======== The data
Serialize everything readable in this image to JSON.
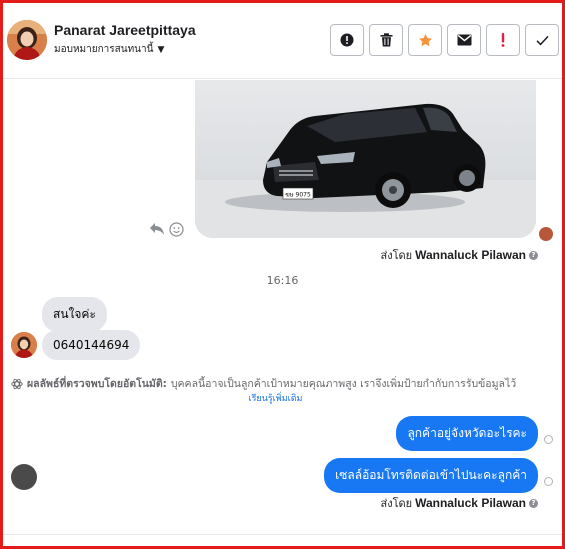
{
  "header": {
    "contact_name": "Panarat Jareetpittaya",
    "assign_label": "มอบหมายการสนทนานี้",
    "actions": [
      {
        "name": "alert-button",
        "icon": "info-circle-icon"
      },
      {
        "name": "delete-button",
        "icon": "trash-icon"
      },
      {
        "name": "star-button",
        "icon": "star-icon",
        "color": "#f7923a"
      },
      {
        "name": "mail-button",
        "icon": "envelope-icon"
      },
      {
        "name": "important-button",
        "icon": "exclamation-icon",
        "color": "#e41e3f"
      },
      {
        "name": "done-button",
        "icon": "check-icon"
      }
    ]
  },
  "chat": {
    "sent_by_prefix": "ส่งโดย",
    "sender_name": "Wannaluck Pilawan",
    "timestamp": "16:16",
    "car_plate": "ฆษ 9075",
    "incoming": [
      {
        "text": "สนใจค่ะ"
      },
      {
        "text": "0640144694"
      }
    ],
    "detection_notice": {
      "label": "ผลลัพธ์ที่ตรวจพบโดยอัตโนมัติ:",
      "text": "บุคคลนี้อาจเป็นลูกค้าเป้าหมายคุณภาพสูง เราจึงเพิ่มป้ายกำกับการรับข้อมูลไว้",
      "learn_more": "เรียนรู้เพิ่มเติม"
    },
    "outgoing": [
      {
        "text": "ลูกค้าอยู่จังหวัดอะไรคะ"
      },
      {
        "text": "เซลล์อ้อมโทรติดต่อเข้าไปนะคะลูกค้า"
      }
    ]
  },
  "colors": {
    "frame": "#e41b1b",
    "outgoing_bubble": "#1877f2",
    "incoming_bubble": "#e4e6eb",
    "link": "#1b74e4"
  }
}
================
Work to complete:
Give every record back exactly as it reads, with no images.

Problem solution:
Serialize everything readable in this image to JSON.
{
  "header": {
    "contact_name": "Panarat Jareetpittaya",
    "assign_label": "มอบหมายการสนทนานี้",
    "actions": [
      {
        "name": "alert-button",
        "icon": "info-circle-icon"
      },
      {
        "name": "delete-button",
        "icon": "trash-icon"
      },
      {
        "name": "star-button",
        "icon": "star-icon",
        "color": "#f7923a"
      },
      {
        "name": "mail-button",
        "icon": "envelope-icon"
      },
      {
        "name": "important-button",
        "icon": "exclamation-icon",
        "color": "#e41e3f"
      },
      {
        "name": "done-button",
        "icon": "check-icon"
      }
    ]
  },
  "chat": {
    "sent_by_prefix": "ส่งโดย",
    "sender_name": "Wannaluck Pilawan",
    "timestamp": "16:16",
    "car_plate": "ฆษ 9075",
    "incoming": [
      {
        "text": "สนใจค่ะ"
      },
      {
        "text": "0640144694"
      }
    ],
    "detection_notice": {
      "label": "ผลลัพธ์ที่ตรวจพบโดยอัตโนมัติ:",
      "text": "บุคคลนี้อาจเป็นลูกค้าเป้าหมายคุณภาพสูง เราจึงเพิ่มป้ายกำกับการรับข้อมูลไว้",
      "learn_more": "เรียนรู้เพิ่มเติม"
    },
    "outgoing": [
      {
        "text": "ลูกค้าอยู่จังหวัดอะไรคะ"
      },
      {
        "text": "เซลล์อ้อมโทรติดต่อเข้าไปนะคะลูกค้า"
      }
    ]
  },
  "colors": {
    "frame": "#e41b1b",
    "outgoing_bubble": "#1877f2",
    "incoming_bubble": "#e4e6eb",
    "link": "#1b74e4"
  }
}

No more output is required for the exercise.